Collected data entries:
[Begin]
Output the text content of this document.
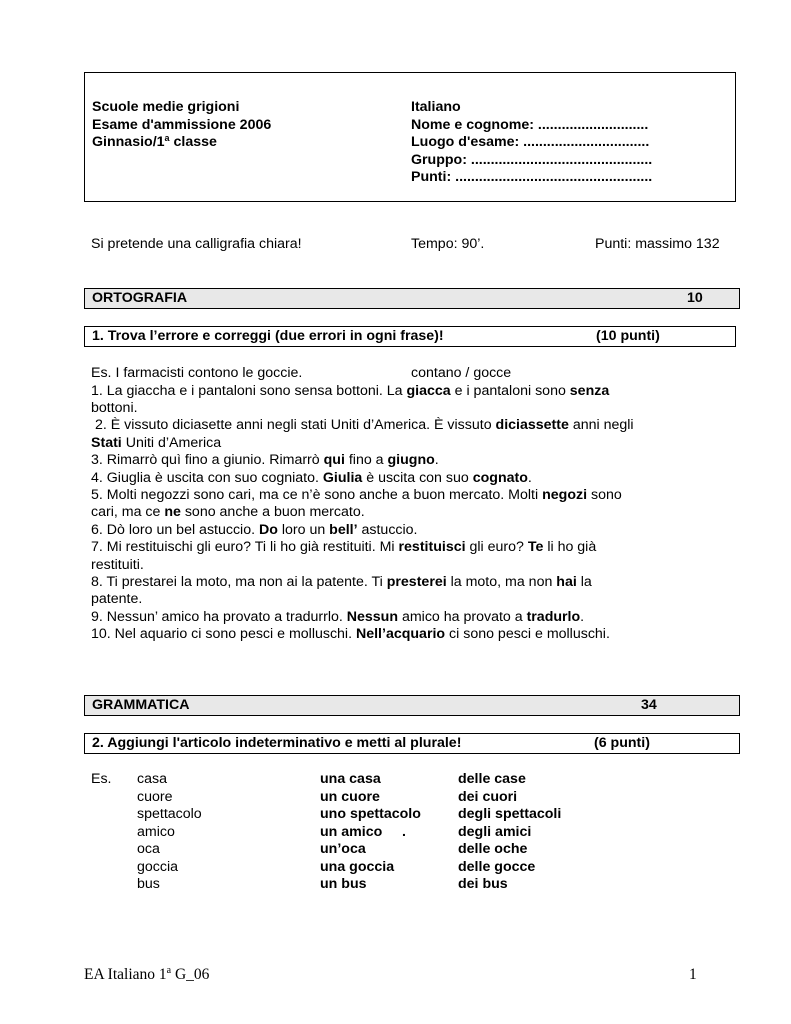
Scuole medie grigioni
Esame d'ammissione 2006
Ginnasio/1$^a$ classe
Italiano
Nome e cognome: ............................
Luogo d'esame: ................................
Gruppo: ..............................................
Punti: ..................................................
Si pretende una calligrafia chiara!	Tempo: 90’.	Punti: massimo 132
ORTOGRAFIA	10
1. Trova l’errore e correggi (due errori in ogni frase)!	(10 punti)
Es. I farmacisti contono le goccie.	contano / gocce
1. La giaccha e i pantaloni sono sensa bottoni. La giacca e i pantaloni sono senza
bottoni.
2. È vissuto diciasette anni negli stati Uniti d’America. È vissuto diciassette anni negli
Stati Uniti d’America
3. Rimarrò quì fino a giunio. Rimarrò qui fino a giugno.
4. Giuglia è uscita con suo cogniato. Giulia è uscita con suo cognato.
5. Molti negozzi sono cari, ma ce n’è sono anche a buon mercato. Molti negozi sono
cari, ma ce ne sono anche a buon mercato.
6. Dò loro un bel astuccio. Do loro un bell’ astuccio.
7. Mi restituischi gli euro? Ti li ho già restituiti. Mi restituisci gli euro? Te li ho già
restituiti.
8. Ti prestarei la moto, ma non ai la patente. Ti presterei la moto, ma non hai la
patente.
9. Nessun’ amico ha provato a tradurrlo. Nessun amico ha provato a tradurlo.
10. Nel aquario ci sono pesci e molluschi. Nell’acquario ci sono pesci e molluschi.
GRAMMATICA	34
2. Aggiungi l'articolo indeterminativo e metti al plurale!	(6 punti)
Es. casa	una casa	delle case
cuore	un cuore	dei cuori
spettacolo	uno spettacolo	degli spettacoli
amico	un amico     .	degli amici
oca	un’oca	delle oche
goccia	una goccia	delle gocce
bus	un bus	dei bus
EA Italiano 1$^a$ G_06	1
[End]
Task directions: Quote every record above exactly, leaving out the pictures.

Response:
Output the text content of this document.
Scuole medie grigioni
Esame d'ammissione 2006
Ginnasio/1$^a$ classe
Italiano
Nome e cognome: ............................
Luogo d'esame: ................................
Gruppo: ..............................................
Punti: ..................................................
Si pretende una calligrafia chiara!	Tempo: 90’.	Punti: massimo 132
ORTOGRAFIA	10
1. Trova l’errore e correggi (due errori in ogni frase)!	(10 punti)
Es. I farmacisti contono le goccie.	contano / gocce
1. La giaccha e i pantaloni sono sensa bottoni. La giacca e i pantaloni sono senza
bottoni.
2. È vissuto diciasette anni negli stati Uniti d’America. È vissuto diciassette anni negli
Stati Uniti d’America
3. Rimarrò quì fino a giunio. Rimarrò qui fino a giugno.
4. Giuglia è uscita con suo cogniato. Giulia è uscita con suo cognato.
5. Molti negozzi sono cari, ma ce n’è sono anche a buon mercato. Molti negozi sono
cari, ma ce ne sono anche a buon mercato.
6. Dò loro un bel astuccio. Do loro un bell’ astuccio.
7. Mi restituischi gli euro? Ti li ho già restituiti. Mi restituisci gli euro? Te li ho già
restituiti.
8. Ti prestarei la moto, ma non ai la patente. Ti presterei la moto, ma non hai la
patente.
9. Nessun’ amico ha provato a tradurrlo. Nessun amico ha provato a tradurlo.
10. Nel aquario ci sono pesci e molluschi. Nell’acquario ci sono pesci e molluschi.
GRAMMATICA	34
2. Aggiungi l'articolo indeterminativo e metti al plurale!	(6 punti)
Es. casa	una casa	delle case
cuore	un cuore	dei cuori
spettacolo	uno spettacolo	degli spettacoli
amico	un amico     .	degli amici
oca	un’oca	delle oche
goccia	una goccia	delle gocce
bus	un bus	dei bus
EA Italiano 1$^a$ G_06	1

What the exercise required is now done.